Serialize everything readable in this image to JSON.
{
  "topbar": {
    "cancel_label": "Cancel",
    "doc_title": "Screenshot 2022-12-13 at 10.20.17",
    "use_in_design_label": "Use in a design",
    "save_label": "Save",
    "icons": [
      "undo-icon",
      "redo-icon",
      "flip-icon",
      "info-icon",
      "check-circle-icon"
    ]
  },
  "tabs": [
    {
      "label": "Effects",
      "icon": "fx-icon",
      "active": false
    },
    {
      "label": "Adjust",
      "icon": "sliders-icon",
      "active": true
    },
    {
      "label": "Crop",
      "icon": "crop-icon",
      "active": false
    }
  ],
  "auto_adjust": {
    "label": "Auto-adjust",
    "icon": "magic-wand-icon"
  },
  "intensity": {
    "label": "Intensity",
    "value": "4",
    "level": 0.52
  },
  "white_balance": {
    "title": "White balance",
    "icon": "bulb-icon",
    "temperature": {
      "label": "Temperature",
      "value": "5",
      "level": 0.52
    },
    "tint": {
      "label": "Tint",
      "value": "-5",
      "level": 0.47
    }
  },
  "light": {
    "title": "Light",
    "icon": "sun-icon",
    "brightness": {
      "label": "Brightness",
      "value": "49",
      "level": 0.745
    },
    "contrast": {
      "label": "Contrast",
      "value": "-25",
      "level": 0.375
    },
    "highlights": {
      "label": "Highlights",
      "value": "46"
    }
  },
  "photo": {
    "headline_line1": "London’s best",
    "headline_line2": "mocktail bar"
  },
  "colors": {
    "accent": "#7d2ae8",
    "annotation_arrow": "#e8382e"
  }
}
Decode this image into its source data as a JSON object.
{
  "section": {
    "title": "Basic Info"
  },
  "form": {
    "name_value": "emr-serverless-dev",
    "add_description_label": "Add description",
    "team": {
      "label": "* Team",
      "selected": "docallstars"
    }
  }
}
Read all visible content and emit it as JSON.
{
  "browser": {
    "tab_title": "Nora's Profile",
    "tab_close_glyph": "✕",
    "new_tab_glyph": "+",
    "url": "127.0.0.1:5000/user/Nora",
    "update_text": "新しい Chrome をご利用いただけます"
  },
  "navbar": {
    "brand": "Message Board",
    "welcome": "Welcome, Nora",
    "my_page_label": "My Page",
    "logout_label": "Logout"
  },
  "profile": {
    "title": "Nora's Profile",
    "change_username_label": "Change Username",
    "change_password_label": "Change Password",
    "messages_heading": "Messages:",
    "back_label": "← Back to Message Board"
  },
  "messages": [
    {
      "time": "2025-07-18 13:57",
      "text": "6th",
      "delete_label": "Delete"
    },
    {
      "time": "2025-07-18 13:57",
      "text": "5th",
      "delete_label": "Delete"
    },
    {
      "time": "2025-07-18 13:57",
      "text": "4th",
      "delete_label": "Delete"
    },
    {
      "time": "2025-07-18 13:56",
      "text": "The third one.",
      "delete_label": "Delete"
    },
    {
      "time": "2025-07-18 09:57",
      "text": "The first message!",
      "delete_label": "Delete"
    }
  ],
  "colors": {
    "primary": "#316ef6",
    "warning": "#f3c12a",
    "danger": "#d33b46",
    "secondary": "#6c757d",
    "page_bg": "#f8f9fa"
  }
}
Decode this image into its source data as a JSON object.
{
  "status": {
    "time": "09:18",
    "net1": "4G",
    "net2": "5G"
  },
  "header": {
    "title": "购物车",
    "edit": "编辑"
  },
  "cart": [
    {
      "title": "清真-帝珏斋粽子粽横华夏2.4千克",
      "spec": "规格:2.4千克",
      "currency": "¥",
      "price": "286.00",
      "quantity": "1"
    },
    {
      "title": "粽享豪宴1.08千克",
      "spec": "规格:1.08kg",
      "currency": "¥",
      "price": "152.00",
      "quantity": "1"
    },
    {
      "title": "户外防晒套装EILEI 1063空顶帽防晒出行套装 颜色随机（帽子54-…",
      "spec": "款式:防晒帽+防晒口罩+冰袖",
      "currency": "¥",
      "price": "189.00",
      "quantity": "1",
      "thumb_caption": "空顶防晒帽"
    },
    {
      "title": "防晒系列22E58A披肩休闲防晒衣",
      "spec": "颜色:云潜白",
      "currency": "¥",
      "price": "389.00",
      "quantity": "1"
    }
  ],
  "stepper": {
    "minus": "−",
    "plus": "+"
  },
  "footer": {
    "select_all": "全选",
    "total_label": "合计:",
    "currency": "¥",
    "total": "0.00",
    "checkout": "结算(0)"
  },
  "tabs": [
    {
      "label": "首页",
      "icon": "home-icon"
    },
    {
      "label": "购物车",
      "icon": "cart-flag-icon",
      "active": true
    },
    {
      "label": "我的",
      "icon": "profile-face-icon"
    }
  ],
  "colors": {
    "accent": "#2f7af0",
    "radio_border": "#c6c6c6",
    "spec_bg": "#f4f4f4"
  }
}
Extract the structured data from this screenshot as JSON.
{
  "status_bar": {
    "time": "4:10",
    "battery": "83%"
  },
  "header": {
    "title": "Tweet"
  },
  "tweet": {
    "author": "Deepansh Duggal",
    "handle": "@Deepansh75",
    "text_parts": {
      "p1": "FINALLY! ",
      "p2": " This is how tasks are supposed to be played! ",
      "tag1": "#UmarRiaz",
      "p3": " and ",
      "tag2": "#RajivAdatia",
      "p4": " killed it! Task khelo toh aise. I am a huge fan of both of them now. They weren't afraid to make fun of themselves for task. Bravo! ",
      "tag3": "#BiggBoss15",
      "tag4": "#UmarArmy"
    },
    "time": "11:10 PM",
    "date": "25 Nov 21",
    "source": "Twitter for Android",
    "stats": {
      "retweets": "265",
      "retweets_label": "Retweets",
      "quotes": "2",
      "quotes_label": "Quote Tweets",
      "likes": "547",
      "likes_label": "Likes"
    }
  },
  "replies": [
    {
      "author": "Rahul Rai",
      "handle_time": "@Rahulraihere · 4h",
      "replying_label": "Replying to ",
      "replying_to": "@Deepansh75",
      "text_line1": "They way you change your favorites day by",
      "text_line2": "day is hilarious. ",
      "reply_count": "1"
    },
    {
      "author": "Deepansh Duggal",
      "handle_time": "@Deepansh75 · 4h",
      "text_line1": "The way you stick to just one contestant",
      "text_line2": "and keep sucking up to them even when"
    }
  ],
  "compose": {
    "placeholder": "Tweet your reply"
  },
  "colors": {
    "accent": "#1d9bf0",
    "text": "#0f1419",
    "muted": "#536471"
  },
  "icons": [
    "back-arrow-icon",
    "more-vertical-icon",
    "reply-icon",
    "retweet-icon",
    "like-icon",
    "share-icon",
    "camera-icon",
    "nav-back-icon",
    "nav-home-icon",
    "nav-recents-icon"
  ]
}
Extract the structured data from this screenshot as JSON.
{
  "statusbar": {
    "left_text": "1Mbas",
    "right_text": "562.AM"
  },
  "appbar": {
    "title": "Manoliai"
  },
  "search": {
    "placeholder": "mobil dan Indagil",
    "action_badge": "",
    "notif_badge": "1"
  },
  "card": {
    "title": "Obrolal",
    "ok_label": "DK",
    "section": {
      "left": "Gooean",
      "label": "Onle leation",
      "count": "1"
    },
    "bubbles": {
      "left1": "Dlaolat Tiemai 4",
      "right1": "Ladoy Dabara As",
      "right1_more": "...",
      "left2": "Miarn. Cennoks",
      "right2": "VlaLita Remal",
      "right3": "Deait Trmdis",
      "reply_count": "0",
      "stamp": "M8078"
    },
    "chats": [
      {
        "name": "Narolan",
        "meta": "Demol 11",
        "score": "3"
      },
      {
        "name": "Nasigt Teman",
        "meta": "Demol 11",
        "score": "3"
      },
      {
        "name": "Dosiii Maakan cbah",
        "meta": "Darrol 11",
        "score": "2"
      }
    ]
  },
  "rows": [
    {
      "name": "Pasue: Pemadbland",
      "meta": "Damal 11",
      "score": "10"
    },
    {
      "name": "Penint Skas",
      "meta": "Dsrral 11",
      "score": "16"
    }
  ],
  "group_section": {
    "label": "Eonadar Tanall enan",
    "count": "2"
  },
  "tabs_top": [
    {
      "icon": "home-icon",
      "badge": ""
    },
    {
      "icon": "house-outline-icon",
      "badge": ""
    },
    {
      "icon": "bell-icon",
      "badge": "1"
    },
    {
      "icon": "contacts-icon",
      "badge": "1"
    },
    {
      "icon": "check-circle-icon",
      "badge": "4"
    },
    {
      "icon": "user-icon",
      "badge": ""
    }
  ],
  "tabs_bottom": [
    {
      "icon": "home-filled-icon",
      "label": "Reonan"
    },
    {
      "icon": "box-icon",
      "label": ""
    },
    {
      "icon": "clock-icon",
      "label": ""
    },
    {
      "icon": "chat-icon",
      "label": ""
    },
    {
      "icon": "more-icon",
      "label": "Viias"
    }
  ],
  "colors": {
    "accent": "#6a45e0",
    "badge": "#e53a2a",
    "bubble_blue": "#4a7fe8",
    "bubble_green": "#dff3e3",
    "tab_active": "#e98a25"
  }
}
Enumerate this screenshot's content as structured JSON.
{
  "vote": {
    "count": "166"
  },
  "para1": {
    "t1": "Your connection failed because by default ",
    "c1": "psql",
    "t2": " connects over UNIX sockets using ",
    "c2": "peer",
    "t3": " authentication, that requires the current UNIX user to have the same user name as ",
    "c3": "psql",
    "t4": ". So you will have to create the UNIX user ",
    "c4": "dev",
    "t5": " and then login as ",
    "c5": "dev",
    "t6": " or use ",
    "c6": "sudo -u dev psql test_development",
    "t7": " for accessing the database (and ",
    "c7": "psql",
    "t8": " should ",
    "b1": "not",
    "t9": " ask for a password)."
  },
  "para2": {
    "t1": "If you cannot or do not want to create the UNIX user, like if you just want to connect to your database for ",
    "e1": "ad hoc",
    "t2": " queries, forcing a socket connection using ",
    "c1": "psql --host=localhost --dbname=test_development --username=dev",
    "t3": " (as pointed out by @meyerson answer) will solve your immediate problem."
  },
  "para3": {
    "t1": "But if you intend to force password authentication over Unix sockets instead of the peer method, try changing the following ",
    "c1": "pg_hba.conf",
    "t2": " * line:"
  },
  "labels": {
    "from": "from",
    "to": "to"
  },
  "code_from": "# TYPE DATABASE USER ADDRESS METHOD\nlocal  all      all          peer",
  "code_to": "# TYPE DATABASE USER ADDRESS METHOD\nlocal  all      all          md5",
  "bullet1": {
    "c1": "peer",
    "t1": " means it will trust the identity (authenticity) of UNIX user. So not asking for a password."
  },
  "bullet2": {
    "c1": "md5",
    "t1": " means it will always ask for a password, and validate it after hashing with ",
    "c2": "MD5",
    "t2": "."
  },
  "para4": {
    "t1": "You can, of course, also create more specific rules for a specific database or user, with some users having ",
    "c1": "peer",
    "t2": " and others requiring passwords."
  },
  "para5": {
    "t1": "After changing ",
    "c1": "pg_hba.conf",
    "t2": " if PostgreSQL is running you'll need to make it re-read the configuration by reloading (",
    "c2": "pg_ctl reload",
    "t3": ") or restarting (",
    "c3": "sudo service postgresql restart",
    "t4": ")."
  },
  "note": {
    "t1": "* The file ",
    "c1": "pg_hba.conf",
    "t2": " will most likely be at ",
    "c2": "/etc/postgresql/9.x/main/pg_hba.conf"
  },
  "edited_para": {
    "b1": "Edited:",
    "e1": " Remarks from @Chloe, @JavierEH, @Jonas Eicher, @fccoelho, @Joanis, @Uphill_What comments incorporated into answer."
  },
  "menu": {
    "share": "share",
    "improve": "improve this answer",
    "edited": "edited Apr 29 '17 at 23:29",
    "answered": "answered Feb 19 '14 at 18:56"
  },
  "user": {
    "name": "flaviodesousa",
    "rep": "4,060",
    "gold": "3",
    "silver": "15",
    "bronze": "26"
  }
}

Objective: Show all lines above holding "Nora".

Response to the exercise:
    "tab_title": "Nora's Profile",
    "url": "127.0.0.1:5000/user/Nora",
    "welcome": "Welcome, Nora",
    "title": "Nora's Profile",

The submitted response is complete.